__Document text__
-=-=-=-=-

A global team of scientists have mapped the developmental pathway of a newborn's life for the first time. The research, published in Nature Communications, could transform our understanding of health and disease in babies.
Co-led by the MRC Unit The Gambia at the London School of Hygiene & Tropical Medicine, the new study included lifting the lid on what genes are turned on, what proteins are being made and what metabolites are changing in the first seven days of human life.
Newborn babies are the most vulnerable population when it comes to infectious disease. Establishing key pathways in early development could help measure the impact of factors such as diet, disease and maternal health, as well as key interventions like vaccines.
The study was conducted by the Expanded Program on Immunization Consortium (EPIC) research team, which includes MRC Unit The Gambia at the London School of Hygiene & Tropical Medicine, Boston Children's Hospital, the University of British Columbia, and the Papua New Guinea Institute of Medical Research.
The first week of a newborn's life is a time of rapid biological change as the baby adapts to living outside the womb, suddenly exposed to new bacteria and viruses, yet surprisingly little is known about these early changes. One of the biggest challenges in gathering data on newborn development has been sourcing a large enough blood sample for comprehensive profiling from a tiny newborn. The team overcame this with pioneering laboratory techniques applied on less than half a teaspoon of blood.
By using sophisticated software and new approaches they integrated different kinds of measurements to interpret the complex data derived from the precious samples. Thousands of changes over the first week of life were found including in gene expression and components involved in immunity.
Senior author Beate Kampmann, Professor of Paediatric Infection and Immunity from the London School of Hygiene & Tropical Medicine and Director of its Vaccine Centre, said: "Up to two thirds of newborn deaths can be prevented if effective health measures are provided at birth and during the first week of life. Of the 5.4 million under-five child deaths per year, about half occur during the neonatal period, i.e. the first month of life.
"Knowledge about key developmental processes during our earliest days remains sparse, but this study plugs some of those crucial gaps. This work is particularly important for vaccine research. Newborns have very limited protection from infection in early life and there is an urgent need to optimise protective measures, including vaccines, used in this age group."
Working closely with local communities, the research team recruited newborns in a health centre in The Gambia, West Africa. They took blood samples from the babies on the day of birth, and then again either on day one, three or seven.

-=-=-=-=-

__Extracted records__
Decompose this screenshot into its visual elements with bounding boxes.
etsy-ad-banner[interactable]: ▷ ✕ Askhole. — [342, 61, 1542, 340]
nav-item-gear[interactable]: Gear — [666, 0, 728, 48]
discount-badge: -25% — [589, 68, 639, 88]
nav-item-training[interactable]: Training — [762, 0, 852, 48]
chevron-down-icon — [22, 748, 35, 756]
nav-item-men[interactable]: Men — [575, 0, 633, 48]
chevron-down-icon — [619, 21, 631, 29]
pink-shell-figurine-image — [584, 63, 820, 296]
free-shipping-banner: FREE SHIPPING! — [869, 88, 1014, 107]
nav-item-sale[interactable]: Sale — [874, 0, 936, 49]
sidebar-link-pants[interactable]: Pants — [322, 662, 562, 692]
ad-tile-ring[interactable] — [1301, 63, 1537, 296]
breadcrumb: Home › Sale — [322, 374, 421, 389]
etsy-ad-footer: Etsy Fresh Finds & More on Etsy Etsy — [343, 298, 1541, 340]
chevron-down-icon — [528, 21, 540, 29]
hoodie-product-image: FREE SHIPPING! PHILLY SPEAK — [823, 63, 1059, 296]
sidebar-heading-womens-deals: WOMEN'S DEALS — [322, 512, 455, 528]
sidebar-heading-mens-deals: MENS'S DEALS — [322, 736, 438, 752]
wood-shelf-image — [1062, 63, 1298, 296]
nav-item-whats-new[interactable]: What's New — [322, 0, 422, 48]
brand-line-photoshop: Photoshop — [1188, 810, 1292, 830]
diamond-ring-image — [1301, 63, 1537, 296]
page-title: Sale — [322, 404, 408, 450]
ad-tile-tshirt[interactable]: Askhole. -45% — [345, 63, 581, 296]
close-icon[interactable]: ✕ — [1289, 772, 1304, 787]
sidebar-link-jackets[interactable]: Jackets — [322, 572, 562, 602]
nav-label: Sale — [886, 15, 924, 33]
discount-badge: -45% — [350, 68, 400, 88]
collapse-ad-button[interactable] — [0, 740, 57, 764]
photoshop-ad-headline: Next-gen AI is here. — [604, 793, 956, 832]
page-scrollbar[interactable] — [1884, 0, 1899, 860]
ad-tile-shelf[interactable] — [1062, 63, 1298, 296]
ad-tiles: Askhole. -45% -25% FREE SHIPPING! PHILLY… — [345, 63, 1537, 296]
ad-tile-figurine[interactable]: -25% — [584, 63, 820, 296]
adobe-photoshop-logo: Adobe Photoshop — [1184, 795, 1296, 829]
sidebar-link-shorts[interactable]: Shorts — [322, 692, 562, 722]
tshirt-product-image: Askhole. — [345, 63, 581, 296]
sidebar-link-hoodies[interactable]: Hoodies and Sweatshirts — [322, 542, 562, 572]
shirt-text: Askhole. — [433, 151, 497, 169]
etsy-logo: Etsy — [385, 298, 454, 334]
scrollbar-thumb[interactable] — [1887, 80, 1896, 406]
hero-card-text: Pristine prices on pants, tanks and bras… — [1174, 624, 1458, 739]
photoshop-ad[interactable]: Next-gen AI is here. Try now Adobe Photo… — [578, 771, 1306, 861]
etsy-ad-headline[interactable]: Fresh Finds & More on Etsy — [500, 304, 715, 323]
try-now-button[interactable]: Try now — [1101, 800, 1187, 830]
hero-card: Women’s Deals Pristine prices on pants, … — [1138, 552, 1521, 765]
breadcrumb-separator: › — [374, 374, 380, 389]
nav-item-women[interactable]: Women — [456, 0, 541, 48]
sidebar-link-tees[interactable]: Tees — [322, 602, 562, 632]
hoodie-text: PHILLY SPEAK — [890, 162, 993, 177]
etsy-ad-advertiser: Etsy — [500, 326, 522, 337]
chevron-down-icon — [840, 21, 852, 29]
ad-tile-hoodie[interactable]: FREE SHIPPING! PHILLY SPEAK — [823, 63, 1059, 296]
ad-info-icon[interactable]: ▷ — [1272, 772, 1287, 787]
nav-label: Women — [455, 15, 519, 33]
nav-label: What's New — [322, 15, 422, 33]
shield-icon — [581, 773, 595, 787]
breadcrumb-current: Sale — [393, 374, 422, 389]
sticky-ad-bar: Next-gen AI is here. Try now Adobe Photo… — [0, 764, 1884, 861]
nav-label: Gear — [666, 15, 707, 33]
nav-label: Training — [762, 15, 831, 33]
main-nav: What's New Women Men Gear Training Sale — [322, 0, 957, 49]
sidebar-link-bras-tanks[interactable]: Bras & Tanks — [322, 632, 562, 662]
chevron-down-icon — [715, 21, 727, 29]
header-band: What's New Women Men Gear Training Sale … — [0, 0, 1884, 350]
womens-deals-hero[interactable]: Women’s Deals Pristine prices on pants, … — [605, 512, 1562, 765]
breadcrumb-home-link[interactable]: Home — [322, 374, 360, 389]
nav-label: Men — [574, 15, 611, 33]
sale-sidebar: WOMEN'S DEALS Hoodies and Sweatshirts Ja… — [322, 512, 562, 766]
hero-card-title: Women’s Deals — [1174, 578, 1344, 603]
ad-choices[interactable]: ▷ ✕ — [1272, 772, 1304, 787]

-=-=-=-=-

__Prompt 1__
Retype the passage from the newborn development article between "Senior author Beate" and "month of life.", inclusive.
__Prompt 2__
Based on the newborn development article, answer yes or no to each statement and quote the deciding words: (a) The laboratory techniques worked on less than half a teaspoon of blood. (b) The newborns were recruited at a health centre in Papua New Guinea. (c) About half of the 5.4 million under-five child deaths each year occur in the neonatal period.
__Prompt 3__
Carry on writing the newborn development article from the point where it stops.
The listing isn't needed here.

__Answer box 1__
Senior author Beate Kampmann, Professor of Paediatric Infection and Immunity from the London School of Hygiene & Tropical Medicine and Director of its Vaccine Centre, said: "Up to two thirds of newborn deaths can be prevented if effective health measures are provided at birth and during the first week of life. Of the 5.4 million under-five child deaths per year, about half occur during the neonatal period, i.e. the first month of life.

__Answer box 2__
(a) Yes: "applied on less than half a teaspoon of blood."
(b) No: "recruited newborns in a health centre in The Gambia, West Africa."
(c) Yes: "Of the 5.4 million under-five child deaths per year, about half occur during the neonatal period."

__Answer box 3__
The samples were processed in the collaborating laboratories in Africa and North America, where the researchers discovered dramatic molecular changes driven by development. The findings were then validated in a second group of Australasian newborns. The two independent cohorts were found to have common, highly dynamic developmental trajectories, suggesting that the changes do not occur at random, but instead follow an age-specific pathway.
Prof Kampmann said: "The MRC Unit in The Gambia has carried out important studies in newborns for a long time in order to optimize the use of vaccines. Given our excellent community relations and infrastructure, we were ready to partner with our collaborators to apply the new tools of systems biology to very small blood samples. We wanted to establish this work in a real world situation in order to gain insight into immune development in a setting where new interventions can have the biggest impact on newborn survival."
Ofer Levy, Director of the Precision Vaccines Program at Boston Children's Hospital and a senior author on the paper, said: "Most infections in the world occur early in life, and newborns have the greatest susceptibility and the worst outcomes. This work provides a valuable window into health and disease in the first week of life. Our exciting findings allows us to ask bigger questions about the differences between different populations and the impact of biomedical interventions such as vaccines on development.
"Currently, most vaccines are developed by trial and error. We seek deep molecular insight into vaccine function in early life so we can better develop infant vaccines for the future. We demonstrated that it's possible to recruit newborns in a resource-poor setting, obtain small amounts of their blood, process it, ship it, conduct systems biology assays and integrate the results -- turning big data into knowledge."
Going forward, the EPIC team is currently investigating the impact of different vaccines on this early developmental trajectory in a larger cohort in The Gambia and Papua New Guinea.
The authors acknowledge limitations of their study including validation in larger cohorts and increasing our functional insights into the discovered pathways.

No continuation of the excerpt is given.